══ Given records

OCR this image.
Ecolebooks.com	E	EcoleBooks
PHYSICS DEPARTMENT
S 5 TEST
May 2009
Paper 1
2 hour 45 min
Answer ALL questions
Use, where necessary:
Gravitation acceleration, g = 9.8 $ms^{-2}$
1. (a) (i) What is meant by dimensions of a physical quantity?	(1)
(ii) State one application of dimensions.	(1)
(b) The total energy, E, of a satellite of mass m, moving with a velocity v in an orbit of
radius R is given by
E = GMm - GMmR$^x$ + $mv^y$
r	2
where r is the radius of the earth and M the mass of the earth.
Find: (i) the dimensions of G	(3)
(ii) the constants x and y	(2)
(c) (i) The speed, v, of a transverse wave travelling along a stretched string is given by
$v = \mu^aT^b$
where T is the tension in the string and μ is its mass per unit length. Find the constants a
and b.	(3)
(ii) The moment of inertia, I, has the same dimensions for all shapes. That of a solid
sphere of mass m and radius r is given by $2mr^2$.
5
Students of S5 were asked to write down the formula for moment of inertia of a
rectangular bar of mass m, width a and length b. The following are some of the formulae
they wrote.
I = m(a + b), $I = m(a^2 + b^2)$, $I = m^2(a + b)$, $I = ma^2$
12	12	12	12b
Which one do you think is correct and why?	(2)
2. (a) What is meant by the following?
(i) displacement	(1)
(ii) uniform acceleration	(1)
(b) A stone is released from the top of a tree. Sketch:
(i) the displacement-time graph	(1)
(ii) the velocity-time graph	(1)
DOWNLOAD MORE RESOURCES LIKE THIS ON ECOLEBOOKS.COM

════

Every line above should be retyped exactly as given.

OCR this image.
Ecolebooks.com	E	EcoleBooks
PHYSICS DEPARTMENT
S 5 TEST
May 2009
Paper 1
2 hour 45 min
Answer ALL questions
Use, where necessary:
Gravitation acceleration, g = 9.8 $ms^{-2}$
1. (a) (i) What is meant by dimensions of a physical quantity?	(1)
(ii) State one application of dimensions.	(1)
(b) The total energy, E, of a satellite of mass m, moving with a velocity v in an orbit of
radius R is given by
E = GMm - GMmR$^x$ + $mv^y$
r	2
where r is the radius of the earth and M the mass of the earth.
Find: (i) the dimensions of G	(3)
(ii) the constants x and y	(2)
(c) (i) The speed, v, of a transverse wave travelling along a stretched string is given by
$v = \mu^aT^b$
where T is the tension in the string and μ is its mass per unit length. Find the constants a
and b.	(3)
(ii) The moment of inertia, I, has the same dimensions for all shapes. That of a solid
sphere of mass m and radius r is given by $2mr^2$.
5
Students of S5 were asked to write down the formula for moment of inertia of a
rectangular bar of mass m, width a and length b. The following are some of the formulae
they wrote.
I = m(a + b), $I = m(a^2 + b^2)$, $I = m^2(a + b)$, $I = ma^2$
12	12	12	12b
Which one do you think is correct and why?	(2)
2. (a) What is meant by the following?
(i) displacement	(1)
(ii) uniform acceleration	(1)
(b) A stone is released from the top of a tree. Sketch:
(i) the displacement-time graph	(1)
(ii) the velocity-time graph	(1)
DOWNLOAD MORE RESOURCES LIKE THIS ON ECOLEBOOKS.COM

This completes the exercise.